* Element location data

○ ○ ○ ○

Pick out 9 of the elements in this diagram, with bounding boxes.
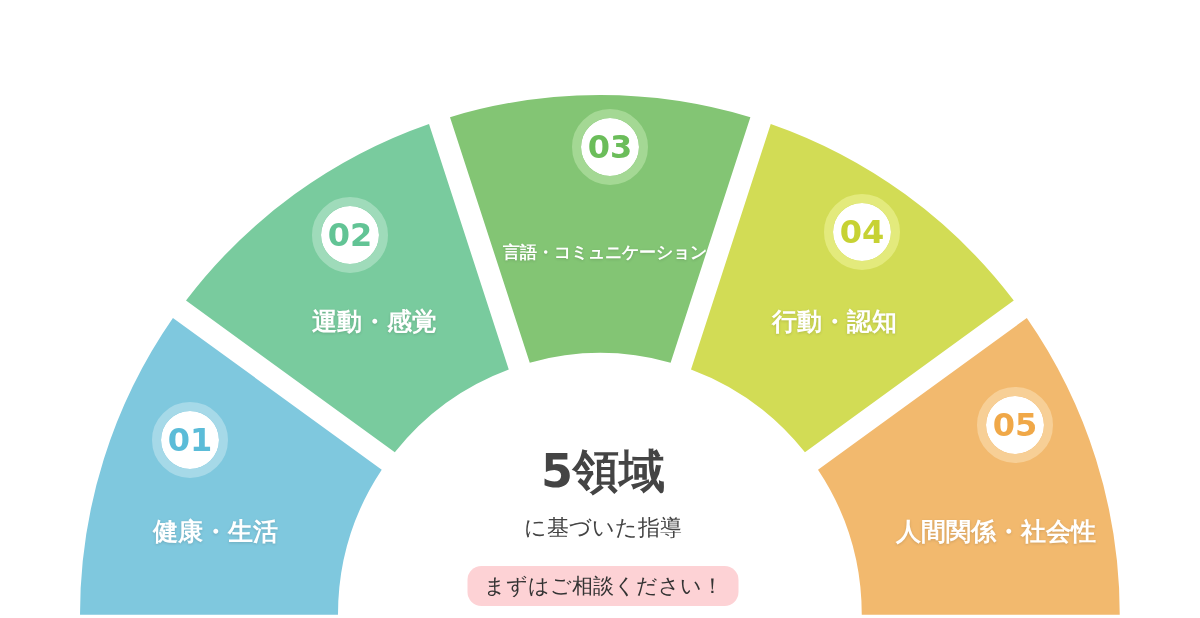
center-subtitle: に基づいた指導 bbox=[524, 514, 682, 542]
segment-label: 運動・感覚 bbox=[312, 305, 438, 338]
segment-label: 人間関係・社会性 bbox=[896, 515, 1096, 548]
segment-label: 健康・生活 bbox=[152, 515, 278, 548]
sector-segment bbox=[449, 95, 751, 363]
call-to-action-banner: まずはご相談ください！ bbox=[467, 566, 739, 606]
segment-label: 行動・認知 bbox=[772, 305, 898, 338]
segment-label: 言語・コミュニケーション bbox=[503, 240, 707, 264]
center-title: 5領域 bbox=[541, 443, 665, 500]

○ ○ ○ ○

* Written exercise
Pull out every line of the rows above word for word, leaving out the picture.

* Solved exercise
Pick out 9 of the elements in this diagram, with bounding boxes.
center-subtitle: に基づいた指導 bbox=[524, 514, 682, 542]
segment-label: 運動・感覚 bbox=[312, 305, 438, 338]
segment-label: 人間関係・社会性 bbox=[896, 515, 1096, 548]
segment-label: 健康・生活 bbox=[152, 515, 278, 548]
sector-segment bbox=[449, 95, 751, 363]
call-to-action-banner: まずはご相談ください！ bbox=[467, 566, 739, 606]
segment-label: 行動・認知 bbox=[772, 305, 898, 338]
segment-label: 言語・コミュニケーション bbox=[503, 240, 707, 264]
center-title: 5領域 bbox=[541, 443, 665, 500]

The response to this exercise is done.